--- Start of Data ---
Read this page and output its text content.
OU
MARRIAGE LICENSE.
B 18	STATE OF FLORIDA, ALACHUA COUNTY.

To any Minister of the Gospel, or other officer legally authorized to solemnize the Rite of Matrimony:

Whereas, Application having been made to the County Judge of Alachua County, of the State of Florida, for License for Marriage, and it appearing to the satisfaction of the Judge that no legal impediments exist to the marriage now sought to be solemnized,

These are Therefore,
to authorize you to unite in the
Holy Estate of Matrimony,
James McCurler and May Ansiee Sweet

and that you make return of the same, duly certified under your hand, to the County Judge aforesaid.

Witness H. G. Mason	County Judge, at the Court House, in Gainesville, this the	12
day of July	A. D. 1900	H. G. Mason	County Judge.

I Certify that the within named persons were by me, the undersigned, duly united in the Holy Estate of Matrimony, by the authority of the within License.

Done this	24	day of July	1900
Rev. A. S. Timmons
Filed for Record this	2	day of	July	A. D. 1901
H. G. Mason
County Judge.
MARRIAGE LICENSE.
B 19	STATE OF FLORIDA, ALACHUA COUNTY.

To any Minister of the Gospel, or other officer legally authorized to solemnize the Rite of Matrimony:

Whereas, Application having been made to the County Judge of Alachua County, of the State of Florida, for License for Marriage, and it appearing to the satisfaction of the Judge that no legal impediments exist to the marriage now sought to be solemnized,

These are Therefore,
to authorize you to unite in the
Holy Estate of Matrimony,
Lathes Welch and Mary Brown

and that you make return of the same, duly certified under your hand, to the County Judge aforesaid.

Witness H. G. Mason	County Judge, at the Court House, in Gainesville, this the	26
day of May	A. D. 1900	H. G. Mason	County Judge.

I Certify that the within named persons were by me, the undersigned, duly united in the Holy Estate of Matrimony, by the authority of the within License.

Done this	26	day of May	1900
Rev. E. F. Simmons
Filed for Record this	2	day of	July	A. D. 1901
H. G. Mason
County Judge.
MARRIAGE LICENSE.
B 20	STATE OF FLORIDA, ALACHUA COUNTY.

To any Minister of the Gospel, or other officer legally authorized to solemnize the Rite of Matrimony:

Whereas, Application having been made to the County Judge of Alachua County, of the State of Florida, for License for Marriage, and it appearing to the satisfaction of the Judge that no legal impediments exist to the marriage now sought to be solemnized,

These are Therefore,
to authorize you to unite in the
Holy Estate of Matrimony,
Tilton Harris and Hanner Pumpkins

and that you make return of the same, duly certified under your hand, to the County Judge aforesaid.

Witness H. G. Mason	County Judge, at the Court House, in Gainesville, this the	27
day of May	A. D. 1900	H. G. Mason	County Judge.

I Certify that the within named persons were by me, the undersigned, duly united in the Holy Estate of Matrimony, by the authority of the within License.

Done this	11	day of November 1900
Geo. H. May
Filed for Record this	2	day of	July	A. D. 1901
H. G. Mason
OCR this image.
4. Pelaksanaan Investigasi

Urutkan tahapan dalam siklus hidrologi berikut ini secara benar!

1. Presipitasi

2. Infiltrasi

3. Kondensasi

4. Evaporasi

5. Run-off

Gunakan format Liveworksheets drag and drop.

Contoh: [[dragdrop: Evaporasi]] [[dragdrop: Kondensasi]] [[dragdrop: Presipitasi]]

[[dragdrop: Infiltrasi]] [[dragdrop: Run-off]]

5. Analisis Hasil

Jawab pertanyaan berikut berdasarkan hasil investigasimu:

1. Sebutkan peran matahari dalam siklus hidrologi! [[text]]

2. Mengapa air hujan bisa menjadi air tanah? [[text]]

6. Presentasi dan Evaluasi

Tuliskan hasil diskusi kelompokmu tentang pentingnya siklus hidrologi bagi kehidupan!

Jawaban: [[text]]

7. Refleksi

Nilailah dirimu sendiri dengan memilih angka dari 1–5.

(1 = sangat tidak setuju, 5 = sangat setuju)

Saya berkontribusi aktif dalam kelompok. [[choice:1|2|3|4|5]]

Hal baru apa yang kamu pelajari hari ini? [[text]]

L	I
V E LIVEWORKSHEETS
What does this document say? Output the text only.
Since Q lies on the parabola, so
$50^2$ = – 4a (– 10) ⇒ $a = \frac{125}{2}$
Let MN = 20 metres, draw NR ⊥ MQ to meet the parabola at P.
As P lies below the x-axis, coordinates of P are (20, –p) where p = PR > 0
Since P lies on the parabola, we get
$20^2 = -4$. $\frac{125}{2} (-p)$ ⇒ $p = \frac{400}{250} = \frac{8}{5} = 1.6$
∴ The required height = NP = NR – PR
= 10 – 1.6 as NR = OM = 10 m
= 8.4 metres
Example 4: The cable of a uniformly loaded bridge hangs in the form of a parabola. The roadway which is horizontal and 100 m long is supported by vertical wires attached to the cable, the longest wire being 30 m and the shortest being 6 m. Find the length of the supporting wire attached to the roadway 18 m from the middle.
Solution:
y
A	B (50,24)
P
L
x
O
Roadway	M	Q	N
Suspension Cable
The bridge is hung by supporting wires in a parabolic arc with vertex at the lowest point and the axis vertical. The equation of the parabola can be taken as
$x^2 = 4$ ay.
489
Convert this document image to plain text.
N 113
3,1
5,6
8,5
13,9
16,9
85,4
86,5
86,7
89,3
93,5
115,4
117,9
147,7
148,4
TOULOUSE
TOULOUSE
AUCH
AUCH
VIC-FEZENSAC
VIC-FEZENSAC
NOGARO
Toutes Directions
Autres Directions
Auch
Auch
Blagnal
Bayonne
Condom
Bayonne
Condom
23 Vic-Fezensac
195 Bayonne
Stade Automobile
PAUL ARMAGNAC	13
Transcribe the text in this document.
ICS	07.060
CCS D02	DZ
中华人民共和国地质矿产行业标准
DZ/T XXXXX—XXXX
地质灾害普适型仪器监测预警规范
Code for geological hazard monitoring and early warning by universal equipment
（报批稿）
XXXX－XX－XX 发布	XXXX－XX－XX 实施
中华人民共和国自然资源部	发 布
--- End of Data ---
Pull out each line of the entries that contains "lies".

Since Q lies on the parabola, so
As P lies below the x-axis, coordinates of P are (20, –p) where p = PR > 0
Since P lies on the parabola, we get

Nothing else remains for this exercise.